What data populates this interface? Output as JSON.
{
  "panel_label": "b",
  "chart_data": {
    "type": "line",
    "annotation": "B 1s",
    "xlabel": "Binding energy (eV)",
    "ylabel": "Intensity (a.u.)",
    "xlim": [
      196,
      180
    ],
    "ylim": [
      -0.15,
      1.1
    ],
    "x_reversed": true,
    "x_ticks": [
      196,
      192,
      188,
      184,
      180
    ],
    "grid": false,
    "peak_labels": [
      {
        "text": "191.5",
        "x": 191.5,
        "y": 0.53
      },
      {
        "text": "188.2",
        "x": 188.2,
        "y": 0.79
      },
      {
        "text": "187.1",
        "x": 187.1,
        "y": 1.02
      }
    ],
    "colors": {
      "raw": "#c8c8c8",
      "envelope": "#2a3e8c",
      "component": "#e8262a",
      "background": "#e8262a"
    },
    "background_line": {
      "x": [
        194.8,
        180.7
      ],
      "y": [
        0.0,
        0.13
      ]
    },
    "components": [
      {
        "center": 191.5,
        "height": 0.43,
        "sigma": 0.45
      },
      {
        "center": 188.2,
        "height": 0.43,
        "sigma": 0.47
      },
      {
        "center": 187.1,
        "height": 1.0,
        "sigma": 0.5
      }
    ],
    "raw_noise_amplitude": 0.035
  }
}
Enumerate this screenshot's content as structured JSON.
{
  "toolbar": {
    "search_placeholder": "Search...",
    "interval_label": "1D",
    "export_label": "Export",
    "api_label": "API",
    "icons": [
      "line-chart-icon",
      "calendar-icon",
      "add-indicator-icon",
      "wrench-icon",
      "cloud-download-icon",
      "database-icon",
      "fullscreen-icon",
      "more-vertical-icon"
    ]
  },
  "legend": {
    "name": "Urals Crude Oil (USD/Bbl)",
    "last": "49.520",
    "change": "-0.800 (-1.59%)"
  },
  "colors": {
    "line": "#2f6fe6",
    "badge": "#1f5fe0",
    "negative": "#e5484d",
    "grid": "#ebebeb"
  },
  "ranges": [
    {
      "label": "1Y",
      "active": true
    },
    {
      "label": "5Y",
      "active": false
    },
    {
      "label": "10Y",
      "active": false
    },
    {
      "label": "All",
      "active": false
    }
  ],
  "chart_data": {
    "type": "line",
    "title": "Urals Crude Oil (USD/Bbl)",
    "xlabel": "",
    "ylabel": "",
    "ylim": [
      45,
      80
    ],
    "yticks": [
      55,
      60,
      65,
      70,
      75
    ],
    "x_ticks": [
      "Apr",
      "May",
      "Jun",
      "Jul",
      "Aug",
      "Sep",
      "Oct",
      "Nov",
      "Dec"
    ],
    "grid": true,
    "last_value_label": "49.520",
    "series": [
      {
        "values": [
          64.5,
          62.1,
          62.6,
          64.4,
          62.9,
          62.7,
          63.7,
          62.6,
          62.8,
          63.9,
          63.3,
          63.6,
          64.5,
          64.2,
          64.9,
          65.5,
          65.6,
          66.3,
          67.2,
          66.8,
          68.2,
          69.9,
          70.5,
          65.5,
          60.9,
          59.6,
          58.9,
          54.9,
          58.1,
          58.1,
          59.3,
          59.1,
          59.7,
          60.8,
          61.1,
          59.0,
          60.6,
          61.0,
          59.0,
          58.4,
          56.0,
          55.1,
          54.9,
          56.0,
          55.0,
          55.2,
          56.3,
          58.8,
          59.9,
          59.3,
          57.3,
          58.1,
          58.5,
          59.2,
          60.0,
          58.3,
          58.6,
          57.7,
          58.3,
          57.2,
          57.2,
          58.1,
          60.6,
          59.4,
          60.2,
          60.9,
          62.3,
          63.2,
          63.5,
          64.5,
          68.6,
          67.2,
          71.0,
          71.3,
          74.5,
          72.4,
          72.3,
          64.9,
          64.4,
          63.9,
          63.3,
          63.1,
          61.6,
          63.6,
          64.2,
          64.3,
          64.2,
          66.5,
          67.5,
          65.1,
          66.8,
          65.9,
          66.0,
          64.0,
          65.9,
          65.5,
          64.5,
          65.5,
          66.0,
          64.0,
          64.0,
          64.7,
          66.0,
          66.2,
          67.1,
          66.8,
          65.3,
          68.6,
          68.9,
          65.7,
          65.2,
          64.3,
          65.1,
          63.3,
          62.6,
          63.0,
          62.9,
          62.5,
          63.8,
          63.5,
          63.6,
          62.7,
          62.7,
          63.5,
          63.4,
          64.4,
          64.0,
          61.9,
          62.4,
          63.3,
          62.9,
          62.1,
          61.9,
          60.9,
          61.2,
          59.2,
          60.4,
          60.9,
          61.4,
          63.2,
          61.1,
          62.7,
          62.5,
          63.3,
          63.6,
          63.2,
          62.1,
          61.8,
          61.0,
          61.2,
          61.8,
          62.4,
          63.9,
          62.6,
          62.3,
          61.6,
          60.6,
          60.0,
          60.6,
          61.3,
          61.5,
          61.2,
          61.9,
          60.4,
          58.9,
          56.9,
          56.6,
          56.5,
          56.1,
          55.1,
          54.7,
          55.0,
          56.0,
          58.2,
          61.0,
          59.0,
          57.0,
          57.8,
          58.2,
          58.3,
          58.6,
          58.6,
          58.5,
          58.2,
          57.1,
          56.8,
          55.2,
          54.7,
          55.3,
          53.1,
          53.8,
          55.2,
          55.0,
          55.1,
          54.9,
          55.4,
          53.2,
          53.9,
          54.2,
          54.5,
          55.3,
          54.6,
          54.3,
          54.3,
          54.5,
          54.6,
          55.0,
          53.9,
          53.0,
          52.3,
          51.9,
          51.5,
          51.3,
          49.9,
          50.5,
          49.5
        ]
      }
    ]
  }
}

--------------------------------------------------

**Short task:**
Quote each line of the listing above exactly.

**Expected answer:**
What data populates this interface? Output as JSON.
{
  "panel_label": "b",
  "chart_data": {
    "type": "line",
    "annotation": "B 1s",
    "xlabel": "Binding energy (eV)",
    "ylabel": "Intensity (a.u.)",
    "xlim": [
      196,
      180
    ],
    "ylim": [
      -0.15,
      1.1
    ],
    "x_reversed": true,
    "x_ticks": [
      196,
      192,
      188,
      184,
      180
    ],
    "grid": false,
    "peak_labels": [
      {
        "text": "191.5",
        "x": 191.5,
        "y": 0.53
      },
      {
        "text": "188.2",
        "x": 188.2,
        "y": 0.79
      },
      {
        "text": "187.1",
        "x": 187.1,
        "y": 1.02
      }
    ],
    "colors": {
      "raw": "#c8c8c8",
      "envelope": "#2a3e8c",
      "component": "#e8262a",
      "background": "#e8262a"
    },
    "background_line": {
      "x": [
        194.8,
        180.7
      ],
      "y": [
        0.0,
        0.13
      ]
    },
    "components": [
      {
        "center": 191.5,
        "height": 0.43,
        "sigma": 0.45
      },
      {
        "center": 188.2,
        "height": 0.43,
        "sigma": 0.47
      },
      {
        "center": 187.1,
        "height": 1.0,
        "sigma": 0.5
      }
    ],
    "raw_noise_amplitude": 0.035
  }
}
Enumerate this screenshot's content as structured JSON.
{
  "toolbar": {
    "search_placeholder": "Search...",
    "interval_label": "1D",
    "export_label": "Export",
    "api_label": "API",
    "icons": [
      "line-chart-icon",
      "calendar-icon",
      "add-indicator-icon",
      "wrench-icon",
      "cloud-download-icon",
      "database-icon",
      "fullscreen-icon",
      "more-vertical-icon"
    ]
  },
  "legend": {
    "name": "Urals Crude Oil (USD/Bbl)",
    "last": "49.520",
    "change": "-0.800 (-1.59%)"
  },
  "colors": {
    "line": "#2f6fe6",
    "badge": "#1f5fe0",
    "negative": "#e5484d",
    "grid": "#ebebeb"
  },
  "ranges": [
    {
      "label": "1Y",
      "active": true
    },
    {
      "label": "5Y",
      "active": false
    },
    {
      "label": "10Y",
      "active": false
    },
    {
      "label": "All",
      "active": false
    }
  ],
  "chart_data": {
    "type": "line",
    "title": "Urals Crude Oil (USD/Bbl)",
    "xlabel": "",
    "ylabel": "",
    "ylim": [
      45,
      80
    ],
    "yticks": [
      55,
      60,
      65,
      70,
      75
    ],
    "x_ticks": [
      "Apr",
      "May",
      "Jun",
      "Jul",
      "Aug",
      "Sep",
      "Oct",
      "Nov",
      "Dec"
    ],
    "grid": true,
    "last_value_label": "49.520",
    "series": [
      {
        "values": [
          64.5,
          62.1,
          62.6,
          64.4,
          62.9,
          62.7,
          63.7,
          62.6,
          62.8,
          63.9,
          63.3,
          63.6,
          64.5,
          64.2,
          64.9,
          65.5,
          65.6,
          66.3,
          67.2,
          66.8,
          68.2,
          69.9,
          70.5,
          65.5,
          60.9,
          59.6,
          58.9,
          54.9,
          58.1,
          58.1,
          59.3,
          59.1,
          59.7,
          60.8,
          61.1,
          59.0,
          60.6,
          61.0,
          59.0,
          58.4,
          56.0,
          55.1,
          54.9,
          56.0,
          55.0,
          55.2,
          56.3,
          58.8,
          59.9,
          59.3,
          57.3,
          58.1,
          58.5,
          59.2,
          60.0,
          58.3,
          58.6,
          57.7,
          58.3,
          57.2,
          57.2,
          58.1,
          60.6,
          59.4,
          60.2,
          60.9,
          62.3,
          63.2,
          63.5,
          64.5,
          68.6,
          67.2,
          71.0,
          71.3,
          74.5,
          72.4,
          72.3,
          64.9,
          64.4,
          63.9,
          63.3,
          63.1,
          61.6,
          63.6,
          64.2,
          64.3,
          64.2,
          66.5,
          67.5,
          65.1,
          66.8,
          65.9,
          66.0,
          64.0,
          65.9,
          65.5,
          64.5,
          65.5,
          66.0,
          64.0,
          64.0,
          64.7,
          66.0,
          66.2,
          67.1,
          66.8,
          65.3,
          68.6,
          68.9,
          65.7,
          65.2,
          64.3,
          65.1,
          63.3,
          62.6,
          63.0,
          62.9,
          62.5,
          63.8,
          63.5,
          63.6,
          62.7,
          62.7,
          63.5,
          63.4,
          64.4,
          64.0,
          61.9,
          62.4,
          63.3,
          62.9,
          62.1,
          61.9,
          60.9,
          61.2,
          59.2,
          60.4,
          60.9,
          61.4,
          63.2,
          61.1,
          62.7,
          62.5,
          63.3,
          63.6,
          63.2,
          62.1,
          61.8,
          61.0,
          61.2,
          61.8,
          62.4,
          63.9,
          62.6,
          62.3,
          61.6,
          60.6,
          60.0,
          60.6,
          61.3,
          61.5,
          61.2,
          61.9,
          60.4,
          58.9,
          56.9,
          56.6,
          56.5,
          56.1,
          55.1,
          54.7,
          55.0,
          56.0,
          58.2,
          61.0,
          59.0,
          57.0,
          57.8,
          58.2,
          58.3,
          58.6,
          58.6,
          58.5,
          58.2,
          57.1,
          56.8,
          55.2,
          54.7,
          55.3,
          53.1,
          53.8,
          55.2,
          55.0,
          55.1,
          54.9,
          55.4,
          53.2,
          53.9,
          54.2,
          54.5,
          55.3,
          54.6,
          54.3,
          54.3,
          54.5,
          54.6,
          55.0,
          53.9,
          53.0,
          52.3,
          51.9,
          51.5,
          51.3,
          49.9,
          50.5,
          49.5
        ]
      }
    ]
  }
}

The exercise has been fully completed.